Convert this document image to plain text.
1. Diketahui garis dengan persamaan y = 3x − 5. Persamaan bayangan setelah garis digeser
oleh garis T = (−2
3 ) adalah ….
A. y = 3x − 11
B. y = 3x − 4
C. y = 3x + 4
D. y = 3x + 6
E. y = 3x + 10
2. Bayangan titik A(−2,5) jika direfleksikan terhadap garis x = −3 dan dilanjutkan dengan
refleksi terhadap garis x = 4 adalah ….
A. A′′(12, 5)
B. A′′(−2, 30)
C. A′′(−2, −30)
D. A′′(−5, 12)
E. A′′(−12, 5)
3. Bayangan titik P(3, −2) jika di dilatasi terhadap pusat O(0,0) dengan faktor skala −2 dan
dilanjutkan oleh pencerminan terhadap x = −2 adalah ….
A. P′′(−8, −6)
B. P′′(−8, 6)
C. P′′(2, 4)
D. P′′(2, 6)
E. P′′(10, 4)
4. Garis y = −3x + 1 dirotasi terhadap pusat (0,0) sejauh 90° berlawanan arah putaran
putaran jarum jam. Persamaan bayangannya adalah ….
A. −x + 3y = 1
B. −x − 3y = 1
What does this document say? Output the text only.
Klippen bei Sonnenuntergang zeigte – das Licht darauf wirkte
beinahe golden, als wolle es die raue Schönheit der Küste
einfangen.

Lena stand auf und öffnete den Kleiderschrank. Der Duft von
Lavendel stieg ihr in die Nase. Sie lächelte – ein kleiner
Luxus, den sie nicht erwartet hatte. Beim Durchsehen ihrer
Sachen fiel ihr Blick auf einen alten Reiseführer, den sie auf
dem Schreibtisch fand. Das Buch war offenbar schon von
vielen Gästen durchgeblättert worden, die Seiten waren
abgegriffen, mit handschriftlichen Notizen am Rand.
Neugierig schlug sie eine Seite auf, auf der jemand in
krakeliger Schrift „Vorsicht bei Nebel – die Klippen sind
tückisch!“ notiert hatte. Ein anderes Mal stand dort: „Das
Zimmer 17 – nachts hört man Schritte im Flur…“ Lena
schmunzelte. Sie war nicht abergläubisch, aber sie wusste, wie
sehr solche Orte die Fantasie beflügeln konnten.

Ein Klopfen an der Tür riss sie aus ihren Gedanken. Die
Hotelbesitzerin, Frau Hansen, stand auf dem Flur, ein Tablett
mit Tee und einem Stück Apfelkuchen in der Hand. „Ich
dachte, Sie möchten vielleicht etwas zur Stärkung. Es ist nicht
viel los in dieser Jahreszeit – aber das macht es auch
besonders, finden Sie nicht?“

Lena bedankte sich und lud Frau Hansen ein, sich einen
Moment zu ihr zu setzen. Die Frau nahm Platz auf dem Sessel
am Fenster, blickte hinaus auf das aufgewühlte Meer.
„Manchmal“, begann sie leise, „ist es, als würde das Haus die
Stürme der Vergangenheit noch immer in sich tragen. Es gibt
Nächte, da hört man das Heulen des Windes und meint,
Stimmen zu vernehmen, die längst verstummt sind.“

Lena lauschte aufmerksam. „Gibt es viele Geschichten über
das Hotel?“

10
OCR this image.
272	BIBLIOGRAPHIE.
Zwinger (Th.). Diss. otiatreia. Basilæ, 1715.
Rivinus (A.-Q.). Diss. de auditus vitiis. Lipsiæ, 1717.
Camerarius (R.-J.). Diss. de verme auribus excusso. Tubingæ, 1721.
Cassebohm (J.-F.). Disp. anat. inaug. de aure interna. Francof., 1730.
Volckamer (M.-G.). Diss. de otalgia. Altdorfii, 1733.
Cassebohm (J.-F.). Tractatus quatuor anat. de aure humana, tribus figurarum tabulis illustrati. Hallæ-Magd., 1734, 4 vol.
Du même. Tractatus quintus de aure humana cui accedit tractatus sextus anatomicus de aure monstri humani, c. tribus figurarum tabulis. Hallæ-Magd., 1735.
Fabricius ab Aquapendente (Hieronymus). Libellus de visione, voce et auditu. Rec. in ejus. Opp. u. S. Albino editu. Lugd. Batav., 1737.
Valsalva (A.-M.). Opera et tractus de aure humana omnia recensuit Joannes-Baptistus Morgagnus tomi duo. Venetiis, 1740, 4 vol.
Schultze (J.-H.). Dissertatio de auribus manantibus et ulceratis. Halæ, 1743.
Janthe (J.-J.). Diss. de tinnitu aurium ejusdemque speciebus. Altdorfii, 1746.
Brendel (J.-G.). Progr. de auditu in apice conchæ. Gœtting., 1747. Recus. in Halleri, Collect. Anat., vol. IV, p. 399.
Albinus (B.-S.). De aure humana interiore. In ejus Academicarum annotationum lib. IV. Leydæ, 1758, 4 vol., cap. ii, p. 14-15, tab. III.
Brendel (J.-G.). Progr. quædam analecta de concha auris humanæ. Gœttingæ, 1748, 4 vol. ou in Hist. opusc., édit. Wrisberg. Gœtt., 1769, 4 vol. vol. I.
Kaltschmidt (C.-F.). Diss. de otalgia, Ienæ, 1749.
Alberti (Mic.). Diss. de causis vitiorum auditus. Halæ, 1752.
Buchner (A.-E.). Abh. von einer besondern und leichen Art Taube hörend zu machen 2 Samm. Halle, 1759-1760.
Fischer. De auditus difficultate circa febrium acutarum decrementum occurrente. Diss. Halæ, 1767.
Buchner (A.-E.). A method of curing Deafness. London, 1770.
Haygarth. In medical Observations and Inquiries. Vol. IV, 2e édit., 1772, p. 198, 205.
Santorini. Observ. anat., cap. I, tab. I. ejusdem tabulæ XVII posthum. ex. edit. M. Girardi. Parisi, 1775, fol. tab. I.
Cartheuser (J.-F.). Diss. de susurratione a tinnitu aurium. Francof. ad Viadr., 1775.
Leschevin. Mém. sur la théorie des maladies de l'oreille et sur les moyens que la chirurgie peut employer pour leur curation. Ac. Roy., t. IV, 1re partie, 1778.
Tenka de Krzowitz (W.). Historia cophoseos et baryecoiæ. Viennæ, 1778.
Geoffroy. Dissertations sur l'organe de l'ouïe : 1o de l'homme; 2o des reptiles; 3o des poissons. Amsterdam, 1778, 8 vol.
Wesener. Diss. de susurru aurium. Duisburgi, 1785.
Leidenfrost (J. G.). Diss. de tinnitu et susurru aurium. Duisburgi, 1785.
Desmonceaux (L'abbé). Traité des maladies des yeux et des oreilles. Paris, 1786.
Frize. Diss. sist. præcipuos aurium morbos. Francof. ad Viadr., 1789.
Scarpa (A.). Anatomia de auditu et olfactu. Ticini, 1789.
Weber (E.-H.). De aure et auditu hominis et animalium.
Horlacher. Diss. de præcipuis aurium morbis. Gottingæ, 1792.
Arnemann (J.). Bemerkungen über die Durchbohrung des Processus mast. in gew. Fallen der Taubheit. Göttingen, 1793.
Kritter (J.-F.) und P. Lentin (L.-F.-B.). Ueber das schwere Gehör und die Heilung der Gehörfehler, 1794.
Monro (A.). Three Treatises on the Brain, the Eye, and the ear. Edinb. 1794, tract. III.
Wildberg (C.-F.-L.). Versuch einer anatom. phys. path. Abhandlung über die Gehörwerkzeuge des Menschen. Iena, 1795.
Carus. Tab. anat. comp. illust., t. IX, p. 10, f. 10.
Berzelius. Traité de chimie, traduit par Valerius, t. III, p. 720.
____
◆ Problem description ◆
Quote all the records exactly, please, leaving none out.

◆ Task result ◆
Convert this document image to plain text.
1. Diketahui garis dengan persamaan y = 3x − 5. Persamaan bayangan setelah garis digeser
oleh garis T = (−2
3 ) adalah ….
A. y = 3x − 11
B. y = 3x − 4
C. y = 3x + 4
D. y = 3x + 6
E. y = 3x + 10
2. Bayangan titik A(−2,5) jika direfleksikan terhadap garis x = −3 dan dilanjutkan dengan
refleksi terhadap garis x = 4 adalah ….
A. A′′(12, 5)
B. A′′(−2, 30)
C. A′′(−2, −30)
D. A′′(−5, 12)
E. A′′(−12, 5)
3. Bayangan titik P(3, −2) jika di dilatasi terhadap pusat O(0,0) dengan faktor skala −2 dan
dilanjutkan oleh pencerminan terhadap x = −2 adalah ….
A. P′′(−8, −6)
B. P′′(−8, 6)
C. P′′(2, 4)
D. P′′(2, 6)
E. P′′(10, 4)
4. Garis y = −3x + 1 dirotasi terhadap pusat (0,0) sejauh 90° berlawanan arah putaran
putaran jarum jam. Persamaan bayangannya adalah ….
A. −x + 3y = 1
B. −x − 3y = 1
What does this document say? Output the text only.
Klippen bei Sonnenuntergang zeigte – das Licht darauf wirkte
beinahe golden, als wolle es die raue Schönheit der Küste
einfangen.

Lena stand auf und öffnete den Kleiderschrank. Der Duft von
Lavendel stieg ihr in die Nase. Sie lächelte – ein kleiner
Luxus, den sie nicht erwartet hatte. Beim Durchsehen ihrer
Sachen fiel ihr Blick auf einen alten Reiseführer, den sie auf
dem Schreibtisch fand. Das Buch war offenbar schon von
vielen Gästen durchgeblättert worden, die Seiten waren
abgegriffen, mit handschriftlichen Notizen am Rand.
Neugierig schlug sie eine Seite auf, auf der jemand in
krakeliger Schrift „Vorsicht bei Nebel – die Klippen sind
tückisch!“ notiert hatte. Ein anderes Mal stand dort: „Das
Zimmer 17 – nachts hört man Schritte im Flur…“ Lena
schmunzelte. Sie war nicht abergläubisch, aber sie wusste, wie
sehr solche Orte die Fantasie beflügeln konnten.

Ein Klopfen an der Tür riss sie aus ihren Gedanken. Die
Hotelbesitzerin, Frau Hansen, stand auf dem Flur, ein Tablett
mit Tee und einem Stück Apfelkuchen in der Hand. „Ich
dachte, Sie möchten vielleicht etwas zur Stärkung. Es ist nicht
viel los in dieser Jahreszeit – aber das macht es auch
besonders, finden Sie nicht?“

Lena bedankte sich und lud Frau Hansen ein, sich einen
Moment zu ihr zu setzen. Die Frau nahm Platz auf dem Sessel
am Fenster, blickte hinaus auf das aufgewühlte Meer.
„Manchmal“, begann sie leise, „ist es, als würde das Haus die
Stürme der Vergangenheit noch immer in sich tragen. Es gibt
Nächte, da hört man das Heulen des Windes und meint,
Stimmen zu vernehmen, die längst verstummt sind.“

Lena lauschte aufmerksam. „Gibt es viele Geschichten über
das Hotel?“

10
OCR this image.
272	BIBLIOGRAPHIE.
Zwinger (Th.). Diss. otiatreia. Basilæ, 1715.
Rivinus (A.-Q.). Diss. de auditus vitiis. Lipsiæ, 1717.
Camerarius (R.-J.). Diss. de verme auribus excusso. Tubingæ, 1721.
Cassebohm (J.-F.). Disp. anat. inaug. de aure interna. Francof., 1730.
Volckamer (M.-G.). Diss. de otalgia. Altdorfii, 1733.
Cassebohm (J.-F.). Tractatus quatuor anat. de aure humana, tribus figurarum tabulis illustrati. Hallæ-Magd., 1734, 4 vol.
Du même. Tractatus quintus de aure humana cui accedit tractatus sextus anatomicus de aure monstri humani, c. tribus figurarum tabulis. Hallæ-Magd., 1735.
Fabricius ab Aquapendente (Hieronymus). Libellus de visione, voce et auditu. Rec. in ejus. Opp. u. S. Albino editu. Lugd. Batav., 1737.
Valsalva (A.-M.). Opera et tractus de aure humana omnia recensuit Joannes-Baptistus Morgagnus tomi duo. Venetiis, 1740, 4 vol.
Schultze (J.-H.). Dissertatio de auribus manantibus et ulceratis. Halæ, 1743.
Janthe (J.-J.). Diss. de tinnitu aurium ejusdemque speciebus. Altdorfii, 1746.
Brendel (J.-G.). Progr. de auditu in apice conchæ. Gœtting., 1747. Recus. in Halleri, Collect. Anat., vol. IV, p. 399.
Albinus (B.-S.). De aure humana interiore. In ejus Academicarum annotationum lib. IV. Leydæ, 1758, 4 vol., cap. ii, p. 14-15, tab. III.
Brendel (J.-G.). Progr. quædam analecta de concha auris humanæ. Gœttingæ, 1748, 4 vol. ou in Hist. opusc., édit. Wrisberg. Gœtt., 1769, 4 vol. vol. I.
Kaltschmidt (C.-F.). Diss. de otalgia, Ienæ, 1749.
Alberti (Mic.). Diss. de causis vitiorum auditus. Halæ, 1752.
Buchner (A.-E.). Abh. von einer besondern und leichen Art Taube hörend zu machen 2 Samm. Halle, 1759-1760.
Fischer. De auditus difficultate circa febrium acutarum decrementum occurrente. Diss. Halæ, 1767.
Buchner (A.-E.). A method of curing Deafness. London, 1770.
Haygarth. In medical Observations and Inquiries. Vol. IV, 2e édit., 1772, p. 198, 205.
Santorini. Observ. anat., cap. I, tab. I. ejusdem tabulæ XVII posthum. ex. edit. M. Girardi. Parisi, 1775, fol. tab. I.
Cartheuser (J.-F.). Diss. de susurratione a tinnitu aurium. Francof. ad Viadr., 1775.
Leschevin. Mém. sur la théorie des maladies de l'oreille et sur les moyens que la chirurgie peut employer pour leur curation. Ac. Roy., t. IV, 1re partie, 1778.
Tenka de Krzowitz (W.). Historia cophoseos et baryecoiæ. Viennæ, 1778.
Geoffroy. Dissertations sur l'organe de l'ouïe : 1o de l'homme; 2o des reptiles; 3o des poissons. Amsterdam, 1778, 8 vol.
Wesener. Diss. de susurru aurium. Duisburgi, 1785.
Leidenfrost (J. G.). Diss. de tinnitu et susurru aurium. Duisburgi, 1785.
Desmonceaux (L'abbé). Traité des maladies des yeux et des oreilles. Paris, 1786.
Frize. Diss. sist. præcipuos aurium morbos. Francof. ad Viadr., 1789.
Scarpa (A.). Anatomia de auditu et olfactu. Ticini, 1789.
Weber (E.-H.). De aure et auditu hominis et animalium.
Horlacher. Diss. de præcipuis aurium morbis. Gottingæ, 1792.
Arnemann (J.). Bemerkungen über die Durchbohrung des Processus mast. in gew. Fallen der Taubheit. Göttingen, 1793.
Kritter (J.-F.) und P. Lentin (L.-F.-B.). Ueber das schwere Gehör und die Heilung der Gehörfehler, 1794.
Monro (A.). Three Treatises on the Brain, the Eye, and the ear. Edinb. 1794, tract. III.
Wildberg (C.-F.-L.). Versuch einer anatom. phys. path. Abhandlung über die Gehörwerkzeuge des Menschen. Iena, 1795.
Carus. Tab. anat. comp. illust., t. IX, p. 10, f. 10.
Berzelius. Traité de chimie, traduit par Valerius, t. III, p. 720.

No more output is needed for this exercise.